— START —

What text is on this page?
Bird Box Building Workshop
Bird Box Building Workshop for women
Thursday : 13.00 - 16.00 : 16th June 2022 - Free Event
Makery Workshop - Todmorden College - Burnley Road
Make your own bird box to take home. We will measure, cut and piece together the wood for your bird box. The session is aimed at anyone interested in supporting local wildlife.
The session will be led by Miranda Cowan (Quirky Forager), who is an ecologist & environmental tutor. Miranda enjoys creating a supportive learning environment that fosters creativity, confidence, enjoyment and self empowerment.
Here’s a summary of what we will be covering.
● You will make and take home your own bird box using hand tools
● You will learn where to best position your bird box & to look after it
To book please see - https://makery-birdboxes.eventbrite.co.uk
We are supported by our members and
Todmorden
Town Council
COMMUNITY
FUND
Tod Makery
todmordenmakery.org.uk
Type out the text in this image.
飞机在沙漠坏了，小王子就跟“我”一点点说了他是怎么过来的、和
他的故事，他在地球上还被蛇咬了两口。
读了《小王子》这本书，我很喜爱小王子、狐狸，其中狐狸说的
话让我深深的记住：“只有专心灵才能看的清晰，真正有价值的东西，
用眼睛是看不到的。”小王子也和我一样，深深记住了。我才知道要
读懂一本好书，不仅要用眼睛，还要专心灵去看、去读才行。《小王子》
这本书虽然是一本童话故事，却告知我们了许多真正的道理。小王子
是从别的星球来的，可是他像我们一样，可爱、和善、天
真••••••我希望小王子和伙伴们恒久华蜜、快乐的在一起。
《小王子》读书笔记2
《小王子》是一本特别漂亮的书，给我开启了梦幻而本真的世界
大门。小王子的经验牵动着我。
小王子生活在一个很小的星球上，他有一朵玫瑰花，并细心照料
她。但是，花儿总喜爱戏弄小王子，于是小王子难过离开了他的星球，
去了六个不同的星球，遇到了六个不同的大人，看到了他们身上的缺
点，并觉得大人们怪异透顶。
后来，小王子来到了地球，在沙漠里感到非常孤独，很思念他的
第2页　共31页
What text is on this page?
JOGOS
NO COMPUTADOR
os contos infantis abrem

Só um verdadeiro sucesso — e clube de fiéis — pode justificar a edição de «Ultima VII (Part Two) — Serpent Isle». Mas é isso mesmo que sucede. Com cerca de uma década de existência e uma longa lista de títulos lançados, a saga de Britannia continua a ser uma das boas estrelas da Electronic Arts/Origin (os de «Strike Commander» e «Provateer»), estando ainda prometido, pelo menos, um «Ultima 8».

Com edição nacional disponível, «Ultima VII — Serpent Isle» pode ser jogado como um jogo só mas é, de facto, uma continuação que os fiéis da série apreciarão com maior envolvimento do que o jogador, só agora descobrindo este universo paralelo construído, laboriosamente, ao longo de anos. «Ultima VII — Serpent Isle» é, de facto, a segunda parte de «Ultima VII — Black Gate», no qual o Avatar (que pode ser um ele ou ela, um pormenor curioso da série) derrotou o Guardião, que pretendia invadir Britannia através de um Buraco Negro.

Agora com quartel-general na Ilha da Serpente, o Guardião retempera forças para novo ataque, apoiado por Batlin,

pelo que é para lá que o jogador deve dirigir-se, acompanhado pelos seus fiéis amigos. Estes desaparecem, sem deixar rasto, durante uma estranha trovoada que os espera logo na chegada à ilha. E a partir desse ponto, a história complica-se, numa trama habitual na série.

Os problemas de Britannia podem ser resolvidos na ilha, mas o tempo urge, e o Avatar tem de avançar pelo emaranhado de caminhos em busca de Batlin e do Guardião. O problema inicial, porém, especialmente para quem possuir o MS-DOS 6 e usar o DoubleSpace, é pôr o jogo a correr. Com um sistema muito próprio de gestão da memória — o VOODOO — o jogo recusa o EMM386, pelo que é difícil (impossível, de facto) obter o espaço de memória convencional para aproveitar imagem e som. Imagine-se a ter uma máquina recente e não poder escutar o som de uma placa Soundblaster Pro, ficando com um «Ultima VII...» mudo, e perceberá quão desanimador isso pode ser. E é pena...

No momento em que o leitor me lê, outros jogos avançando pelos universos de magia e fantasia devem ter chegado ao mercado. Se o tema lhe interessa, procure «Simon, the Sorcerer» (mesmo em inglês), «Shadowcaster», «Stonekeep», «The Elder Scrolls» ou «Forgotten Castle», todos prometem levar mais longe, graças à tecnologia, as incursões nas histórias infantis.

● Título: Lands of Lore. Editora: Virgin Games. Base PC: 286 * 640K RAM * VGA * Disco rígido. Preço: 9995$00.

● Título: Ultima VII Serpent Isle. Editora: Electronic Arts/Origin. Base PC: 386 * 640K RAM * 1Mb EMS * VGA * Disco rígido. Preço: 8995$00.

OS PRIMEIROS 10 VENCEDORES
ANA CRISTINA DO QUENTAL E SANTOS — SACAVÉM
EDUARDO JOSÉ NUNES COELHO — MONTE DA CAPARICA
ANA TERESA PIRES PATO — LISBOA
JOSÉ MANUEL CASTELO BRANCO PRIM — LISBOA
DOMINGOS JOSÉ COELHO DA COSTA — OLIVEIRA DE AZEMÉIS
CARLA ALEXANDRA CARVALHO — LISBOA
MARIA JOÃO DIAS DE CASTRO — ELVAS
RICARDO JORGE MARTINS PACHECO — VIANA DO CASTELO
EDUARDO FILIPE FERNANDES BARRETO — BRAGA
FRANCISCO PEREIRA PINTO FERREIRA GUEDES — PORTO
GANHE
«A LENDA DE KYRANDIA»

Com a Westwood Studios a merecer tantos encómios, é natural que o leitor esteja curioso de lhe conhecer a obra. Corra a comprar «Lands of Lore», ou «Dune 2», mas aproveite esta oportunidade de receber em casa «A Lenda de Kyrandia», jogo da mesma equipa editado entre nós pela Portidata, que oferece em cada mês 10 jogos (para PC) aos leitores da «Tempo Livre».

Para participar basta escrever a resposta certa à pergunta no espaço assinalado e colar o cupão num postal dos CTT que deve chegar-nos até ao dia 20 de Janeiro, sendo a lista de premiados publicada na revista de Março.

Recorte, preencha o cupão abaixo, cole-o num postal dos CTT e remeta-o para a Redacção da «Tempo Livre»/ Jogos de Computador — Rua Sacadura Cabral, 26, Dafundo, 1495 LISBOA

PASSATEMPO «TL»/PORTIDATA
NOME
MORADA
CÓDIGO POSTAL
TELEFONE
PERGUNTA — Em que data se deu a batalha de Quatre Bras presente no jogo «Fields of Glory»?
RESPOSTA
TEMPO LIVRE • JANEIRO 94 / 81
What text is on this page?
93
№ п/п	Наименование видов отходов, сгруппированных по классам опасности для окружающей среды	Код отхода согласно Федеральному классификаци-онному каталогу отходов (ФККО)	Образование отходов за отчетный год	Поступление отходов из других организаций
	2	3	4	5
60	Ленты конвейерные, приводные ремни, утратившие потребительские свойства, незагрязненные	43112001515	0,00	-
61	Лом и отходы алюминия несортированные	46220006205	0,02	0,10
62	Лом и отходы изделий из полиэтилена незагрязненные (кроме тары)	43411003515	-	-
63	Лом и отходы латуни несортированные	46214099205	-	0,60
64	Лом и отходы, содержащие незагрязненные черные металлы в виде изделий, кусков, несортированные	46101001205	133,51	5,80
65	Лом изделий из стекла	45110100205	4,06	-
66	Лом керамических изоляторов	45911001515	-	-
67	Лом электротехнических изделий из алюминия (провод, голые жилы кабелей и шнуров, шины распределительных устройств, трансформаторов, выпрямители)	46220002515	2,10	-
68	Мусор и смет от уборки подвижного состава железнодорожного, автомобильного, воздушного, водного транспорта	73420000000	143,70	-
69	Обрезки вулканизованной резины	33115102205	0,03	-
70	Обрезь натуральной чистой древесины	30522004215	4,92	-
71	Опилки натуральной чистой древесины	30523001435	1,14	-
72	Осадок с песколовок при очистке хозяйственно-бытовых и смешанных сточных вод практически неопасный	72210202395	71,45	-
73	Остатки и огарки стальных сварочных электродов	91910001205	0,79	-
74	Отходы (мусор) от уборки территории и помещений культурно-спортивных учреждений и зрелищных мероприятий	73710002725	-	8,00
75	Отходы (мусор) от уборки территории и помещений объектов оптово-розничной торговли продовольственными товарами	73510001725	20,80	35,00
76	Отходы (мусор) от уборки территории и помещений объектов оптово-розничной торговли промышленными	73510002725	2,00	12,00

— END —

### GOAL OF THE EXERCISE
Find the number of lines in which the word "jogador" occurs, and write nothing but that number.

### REPLY
2